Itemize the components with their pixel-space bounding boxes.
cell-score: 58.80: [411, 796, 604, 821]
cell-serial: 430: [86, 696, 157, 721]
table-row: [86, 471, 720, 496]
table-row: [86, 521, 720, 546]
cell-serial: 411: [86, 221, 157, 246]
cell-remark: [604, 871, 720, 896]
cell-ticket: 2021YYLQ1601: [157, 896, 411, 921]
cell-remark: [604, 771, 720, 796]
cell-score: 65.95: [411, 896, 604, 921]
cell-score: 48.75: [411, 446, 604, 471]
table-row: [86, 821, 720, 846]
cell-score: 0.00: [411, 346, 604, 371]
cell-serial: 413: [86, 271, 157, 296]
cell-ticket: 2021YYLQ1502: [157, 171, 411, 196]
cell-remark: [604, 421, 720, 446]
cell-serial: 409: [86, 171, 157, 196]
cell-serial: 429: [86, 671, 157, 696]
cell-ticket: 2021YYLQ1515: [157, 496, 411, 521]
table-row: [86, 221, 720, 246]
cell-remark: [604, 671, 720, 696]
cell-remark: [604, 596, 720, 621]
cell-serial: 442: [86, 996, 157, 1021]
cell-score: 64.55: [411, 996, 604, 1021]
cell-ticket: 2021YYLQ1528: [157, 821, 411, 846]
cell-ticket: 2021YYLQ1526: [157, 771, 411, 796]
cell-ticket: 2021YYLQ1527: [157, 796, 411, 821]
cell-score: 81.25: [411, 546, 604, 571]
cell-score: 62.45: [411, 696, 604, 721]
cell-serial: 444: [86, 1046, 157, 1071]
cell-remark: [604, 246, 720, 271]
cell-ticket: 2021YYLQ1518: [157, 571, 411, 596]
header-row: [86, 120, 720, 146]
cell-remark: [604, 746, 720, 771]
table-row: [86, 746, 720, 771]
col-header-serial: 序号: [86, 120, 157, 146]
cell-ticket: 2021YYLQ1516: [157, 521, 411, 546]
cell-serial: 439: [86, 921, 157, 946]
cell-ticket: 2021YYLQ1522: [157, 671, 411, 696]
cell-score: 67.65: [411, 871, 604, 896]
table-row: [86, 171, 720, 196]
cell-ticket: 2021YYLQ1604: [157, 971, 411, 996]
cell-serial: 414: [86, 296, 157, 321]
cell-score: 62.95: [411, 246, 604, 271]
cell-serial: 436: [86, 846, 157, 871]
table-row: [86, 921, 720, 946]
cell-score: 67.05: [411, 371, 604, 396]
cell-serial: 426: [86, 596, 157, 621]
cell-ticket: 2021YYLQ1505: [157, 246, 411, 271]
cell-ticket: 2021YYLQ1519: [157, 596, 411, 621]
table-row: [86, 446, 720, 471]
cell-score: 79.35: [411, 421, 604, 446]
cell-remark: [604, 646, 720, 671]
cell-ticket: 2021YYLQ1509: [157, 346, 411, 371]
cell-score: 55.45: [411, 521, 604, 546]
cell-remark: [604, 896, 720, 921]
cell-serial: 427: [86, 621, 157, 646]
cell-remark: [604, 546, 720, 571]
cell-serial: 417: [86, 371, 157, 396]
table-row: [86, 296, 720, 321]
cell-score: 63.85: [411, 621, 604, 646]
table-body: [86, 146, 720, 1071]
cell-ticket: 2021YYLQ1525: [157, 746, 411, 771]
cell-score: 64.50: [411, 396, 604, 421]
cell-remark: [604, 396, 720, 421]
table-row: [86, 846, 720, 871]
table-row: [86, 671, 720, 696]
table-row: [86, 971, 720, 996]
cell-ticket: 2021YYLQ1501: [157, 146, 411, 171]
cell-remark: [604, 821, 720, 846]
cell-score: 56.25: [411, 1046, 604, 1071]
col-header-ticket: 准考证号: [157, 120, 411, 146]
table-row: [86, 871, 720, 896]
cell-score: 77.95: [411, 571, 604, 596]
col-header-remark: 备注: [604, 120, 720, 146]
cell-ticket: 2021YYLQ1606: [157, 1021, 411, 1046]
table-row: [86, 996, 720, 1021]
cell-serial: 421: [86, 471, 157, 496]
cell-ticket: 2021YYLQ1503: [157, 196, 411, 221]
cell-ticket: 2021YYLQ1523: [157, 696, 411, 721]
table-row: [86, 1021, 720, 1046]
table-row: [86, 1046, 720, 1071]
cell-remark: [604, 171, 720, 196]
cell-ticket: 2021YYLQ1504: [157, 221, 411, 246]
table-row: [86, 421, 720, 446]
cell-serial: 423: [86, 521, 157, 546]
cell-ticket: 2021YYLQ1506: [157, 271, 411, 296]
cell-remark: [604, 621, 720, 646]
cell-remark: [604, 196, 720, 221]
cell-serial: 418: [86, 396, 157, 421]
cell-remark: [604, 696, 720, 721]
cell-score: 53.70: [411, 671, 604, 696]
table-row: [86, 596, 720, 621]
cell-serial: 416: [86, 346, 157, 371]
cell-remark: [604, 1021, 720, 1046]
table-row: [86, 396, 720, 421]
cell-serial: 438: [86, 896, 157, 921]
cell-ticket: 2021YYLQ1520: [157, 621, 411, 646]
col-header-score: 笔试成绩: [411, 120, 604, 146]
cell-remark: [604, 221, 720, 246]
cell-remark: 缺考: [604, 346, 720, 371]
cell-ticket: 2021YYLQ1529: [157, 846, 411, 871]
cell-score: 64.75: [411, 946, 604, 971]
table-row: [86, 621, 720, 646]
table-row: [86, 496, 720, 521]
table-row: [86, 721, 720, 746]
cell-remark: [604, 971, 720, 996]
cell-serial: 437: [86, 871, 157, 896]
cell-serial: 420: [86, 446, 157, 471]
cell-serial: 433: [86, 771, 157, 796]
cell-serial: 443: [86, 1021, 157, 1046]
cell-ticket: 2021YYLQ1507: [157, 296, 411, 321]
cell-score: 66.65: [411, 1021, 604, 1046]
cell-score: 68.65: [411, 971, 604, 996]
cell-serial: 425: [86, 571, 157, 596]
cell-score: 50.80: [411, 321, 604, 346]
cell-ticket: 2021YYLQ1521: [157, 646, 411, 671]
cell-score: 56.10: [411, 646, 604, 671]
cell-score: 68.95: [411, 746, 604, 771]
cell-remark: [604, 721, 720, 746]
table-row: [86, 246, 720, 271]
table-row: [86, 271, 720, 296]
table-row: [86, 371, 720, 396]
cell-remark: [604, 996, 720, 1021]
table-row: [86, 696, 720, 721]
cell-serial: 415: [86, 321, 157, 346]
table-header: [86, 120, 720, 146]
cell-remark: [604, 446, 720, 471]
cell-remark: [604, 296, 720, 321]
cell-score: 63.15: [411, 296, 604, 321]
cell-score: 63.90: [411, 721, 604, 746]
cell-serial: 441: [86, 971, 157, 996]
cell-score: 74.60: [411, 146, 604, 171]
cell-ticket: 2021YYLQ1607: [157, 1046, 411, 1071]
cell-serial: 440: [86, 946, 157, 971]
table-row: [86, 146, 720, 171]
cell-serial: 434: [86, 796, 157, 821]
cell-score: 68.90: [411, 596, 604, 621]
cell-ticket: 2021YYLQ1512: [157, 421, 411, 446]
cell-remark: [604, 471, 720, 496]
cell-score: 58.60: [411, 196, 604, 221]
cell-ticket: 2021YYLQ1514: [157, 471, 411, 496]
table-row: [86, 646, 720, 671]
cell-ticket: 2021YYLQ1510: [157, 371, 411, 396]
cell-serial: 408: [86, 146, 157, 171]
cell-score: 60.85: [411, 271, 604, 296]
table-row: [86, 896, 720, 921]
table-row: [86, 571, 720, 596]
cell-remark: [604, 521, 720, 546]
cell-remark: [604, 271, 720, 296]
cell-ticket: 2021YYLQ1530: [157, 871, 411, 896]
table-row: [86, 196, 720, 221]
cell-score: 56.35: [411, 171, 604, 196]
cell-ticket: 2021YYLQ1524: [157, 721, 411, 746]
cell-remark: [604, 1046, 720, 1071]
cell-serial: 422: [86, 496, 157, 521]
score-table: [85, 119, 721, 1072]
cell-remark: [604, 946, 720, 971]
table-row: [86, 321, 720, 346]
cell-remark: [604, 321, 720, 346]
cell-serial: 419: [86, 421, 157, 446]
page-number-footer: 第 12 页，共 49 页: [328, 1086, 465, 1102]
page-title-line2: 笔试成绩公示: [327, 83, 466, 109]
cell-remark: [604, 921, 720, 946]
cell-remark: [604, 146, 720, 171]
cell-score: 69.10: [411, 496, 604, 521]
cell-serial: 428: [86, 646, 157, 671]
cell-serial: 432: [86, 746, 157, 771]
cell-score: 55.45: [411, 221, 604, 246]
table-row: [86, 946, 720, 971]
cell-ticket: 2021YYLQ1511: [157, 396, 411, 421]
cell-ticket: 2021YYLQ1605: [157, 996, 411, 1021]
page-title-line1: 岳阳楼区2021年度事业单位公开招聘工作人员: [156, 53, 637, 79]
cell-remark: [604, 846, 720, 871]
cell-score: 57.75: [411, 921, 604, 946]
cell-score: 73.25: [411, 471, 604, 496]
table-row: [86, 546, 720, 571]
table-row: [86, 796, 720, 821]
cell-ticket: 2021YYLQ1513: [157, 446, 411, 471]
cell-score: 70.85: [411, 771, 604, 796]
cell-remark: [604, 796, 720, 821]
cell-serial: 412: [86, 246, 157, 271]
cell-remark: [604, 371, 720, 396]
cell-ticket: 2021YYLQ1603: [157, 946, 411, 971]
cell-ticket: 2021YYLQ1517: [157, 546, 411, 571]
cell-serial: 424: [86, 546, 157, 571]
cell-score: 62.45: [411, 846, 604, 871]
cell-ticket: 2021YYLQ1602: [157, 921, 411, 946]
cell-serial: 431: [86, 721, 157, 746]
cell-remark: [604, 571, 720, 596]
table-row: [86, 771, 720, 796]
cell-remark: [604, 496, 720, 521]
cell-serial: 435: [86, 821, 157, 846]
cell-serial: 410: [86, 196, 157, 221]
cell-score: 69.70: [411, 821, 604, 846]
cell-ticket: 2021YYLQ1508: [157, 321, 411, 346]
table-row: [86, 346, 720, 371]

* [To be done] Copy the material above word for word, from its first line through the line containing "cell-score: 62.45: [411, 696, 604, 721]".

* [Response]
Itemize the components with their pixel-space bounding boxes.
cell-score: 58.80: [411, 796, 604, 821]
cell-serial: 430: [86, 696, 157, 721]
table-row: [86, 471, 720, 496]
table-row: [86, 521, 720, 546]
cell-serial: 411: [86, 221, 157, 246]
cell-remark: [604, 871, 720, 896]
cell-ticket: 2021YYLQ1601: [157, 896, 411, 921]
cell-remark: [604, 771, 720, 796]
cell-score: 65.95: [411, 896, 604, 921]
cell-score: 48.75: [411, 446, 604, 471]
table-row: [86, 821, 720, 846]
cell-score: 0.00: [411, 346, 604, 371]
cell-serial: 413: [86, 271, 157, 296]
cell-ticket: 2021YYLQ1502: [157, 171, 411, 196]
cell-remark: [604, 421, 720, 446]
cell-serial: 409: [86, 171, 157, 196]
cell-serial: 429: [86, 671, 157, 696]
cell-ticket: 2021YYLQ1515: [157, 496, 411, 521]
table-row: [86, 221, 720, 246]
cell-remark: [604, 671, 720, 696]
cell-remark: [604, 596, 720, 621]
cell-serial: 442: [86, 996, 157, 1021]
cell-score: 64.55: [411, 996, 604, 1021]
cell-ticket: 2021YYLQ1528: [157, 821, 411, 846]
cell-ticket: 2021YYLQ1526: [157, 771, 411, 796]
cell-ticket: 2021YYLQ1527: [157, 796, 411, 821]
cell-score: 81.25: [411, 546, 604, 571]
cell-score: 62.45: [411, 696, 604, 721]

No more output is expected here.